(Work to complete): In the entries below, how many lines hold the string "ENQUIRE"? Give only the number.

Collected data entries:
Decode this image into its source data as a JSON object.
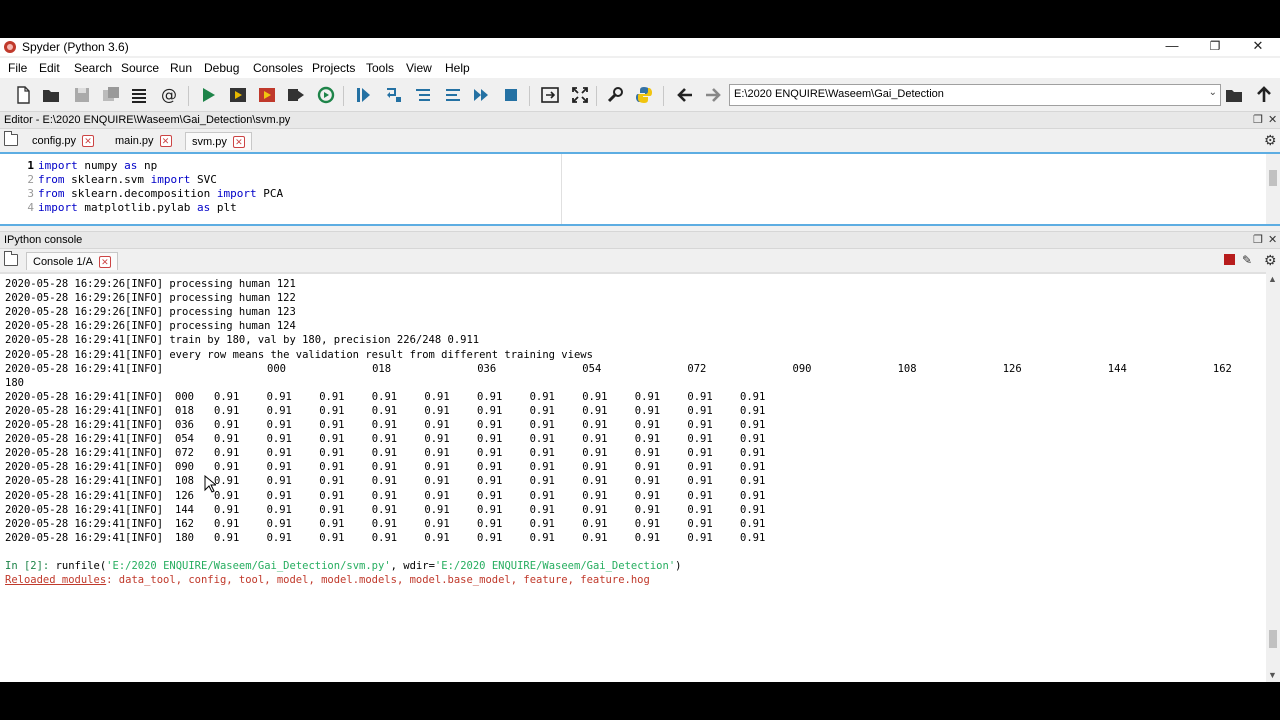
{
  "window": {
    "title": "Spyder (Python 3.6)"
  },
  "menu": [
    "File",
    "Edit",
    "Search",
    "Source",
    "Run",
    "Debug",
    "Consoles",
    "Projects",
    "Tools",
    "View",
    "Help"
  ],
  "toolbar": {
    "path": "E:\\2020 ENQUIRE\\Waseem\\Gai_Detection"
  },
  "editor": {
    "header": "Editor - E:\\2020 ENQUIRE\\Waseem\\Gai_Detection\\svm.py",
    "tabs": [
      "config.py",
      "main.py",
      "svm.py"
    ],
    "active_tab": "svm.py",
    "lines": [
      {
        "no": "1",
        "parts": [
          [
            "import",
            "kw"
          ],
          [
            " numpy ",
            ""
          ],
          [
            "as",
            "kw"
          ],
          [
            " np",
            ""
          ]
        ]
      },
      {
        "no": "2",
        "parts": [
          [
            "from",
            "kw"
          ],
          [
            " sklearn.svm ",
            ""
          ],
          [
            "import",
            "kw"
          ],
          [
            " SVC",
            ""
          ]
        ]
      },
      {
        "no": "3",
        "parts": [
          [
            "from",
            "kw"
          ],
          [
            " sklearn.decomposition ",
            ""
          ],
          [
            "import",
            "kw"
          ],
          [
            " PCA",
            ""
          ]
        ]
      },
      {
        "no": "4",
        "parts": [
          [
            "import",
            "kw"
          ],
          [
            " matplotlib.pylab ",
            ""
          ],
          [
            "as",
            "kw"
          ],
          [
            " plt",
            ""
          ]
        ]
      }
    ]
  },
  "console": {
    "header": "IPython console",
    "tab": "Console 1/A",
    "log_lines": [
      "2020-05-28 16:29:26[INFO] processing human 121",
      "2020-05-28 16:29:26[INFO] processing human 122",
      "2020-05-28 16:29:26[INFO] processing human 123",
      "2020-05-28 16:29:26[INFO] processing human 124",
      "2020-05-28 16:29:41[INFO] train by 180, val by 180, precision 226/248 0.911",
      "2020-05-28 16:29:41[INFO] every row means the validation result from different training views"
    ],
    "header_row_prefix": "2020-05-28 16:29:41[INFO]",
    "view_headers": [
      "000",
      "018",
      "036",
      "054",
      "072",
      "090",
      "108",
      "126",
      "144",
      "162"
    ],
    "wrapped_header": "180",
    "row_prefix": "2020-05-28 16:29:41[INFO]",
    "rows": [
      {
        "view": "000",
        "values": [
          "0.91",
          "0.91",
          "0.91",
          "0.91",
          "0.91",
          "0.91",
          "0.91",
          "0.91",
          "0.91",
          "0.91",
          "0.91"
        ]
      },
      {
        "view": "018",
        "values": [
          "0.91",
          "0.91",
          "0.91",
          "0.91",
          "0.91",
          "0.91",
          "0.91",
          "0.91",
          "0.91",
          "0.91",
          "0.91"
        ]
      },
      {
        "view": "036",
        "values": [
          "0.91",
          "0.91",
          "0.91",
          "0.91",
          "0.91",
          "0.91",
          "0.91",
          "0.91",
          "0.91",
          "0.91",
          "0.91"
        ]
      },
      {
        "view": "054",
        "values": [
          "0.91",
          "0.91",
          "0.91",
          "0.91",
          "0.91",
          "0.91",
          "0.91",
          "0.91",
          "0.91",
          "0.91",
          "0.91"
        ]
      },
      {
        "view": "072",
        "values": [
          "0.91",
          "0.91",
          "0.91",
          "0.91",
          "0.91",
          "0.91",
          "0.91",
          "0.91",
          "0.91",
          "0.91",
          "0.91"
        ]
      },
      {
        "view": "090",
        "values": [
          "0.91",
          "0.91",
          "0.91",
          "0.91",
          "0.91",
          "0.91",
          "0.91",
          "0.91",
          "0.91",
          "0.91",
          "0.91"
        ]
      },
      {
        "view": "108",
        "values": [
          "0.91",
          "0.91",
          "0.91",
          "0.91",
          "0.91",
          "0.91",
          "0.91",
          "0.91",
          "0.91",
          "0.91",
          "0.91"
        ]
      },
      {
        "view": "126",
        "values": [
          "0.91",
          "0.91",
          "0.91",
          "0.91",
          "0.91",
          "0.91",
          "0.91",
          "0.91",
          "0.91",
          "0.91",
          "0.91"
        ]
      },
      {
        "view": "144",
        "values": [
          "0.91",
          "0.91",
          "0.91",
          "0.91",
          "0.91",
          "0.91",
          "0.91",
          "0.91",
          "0.91",
          "0.91",
          "0.91"
        ]
      },
      {
        "view": "162",
        "values": [
          "0.91",
          "0.91",
          "0.91",
          "0.91",
          "0.91",
          "0.91",
          "0.91",
          "0.91",
          "0.91",
          "0.91",
          "0.91"
        ]
      },
      {
        "view": "180",
        "values": [
          "0.91",
          "0.91",
          "0.91",
          "0.91",
          "0.91",
          "0.91",
          "0.91",
          "0.91",
          "0.91",
          "0.91",
          "0.91"
        ]
      }
    ],
    "prompt": "In [2]:",
    "command_prefix": " runfile(",
    "command_arg1": "'E:/2020 ENQUIRE/Waseem/Gai_Detection/svm.py'",
    "command_mid": ", wdir=",
    "command_arg2": "'E:/2020 ENQUIRE/Waseem/Gai_Detection'",
    "command_suffix": ")",
    "reload_label": "Reloaded modules",
    "reload_modules": ": data_tool, config, tool, model, model.models, model.base_model, feature, feature.hog"
  }
}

(Answer to the task): 4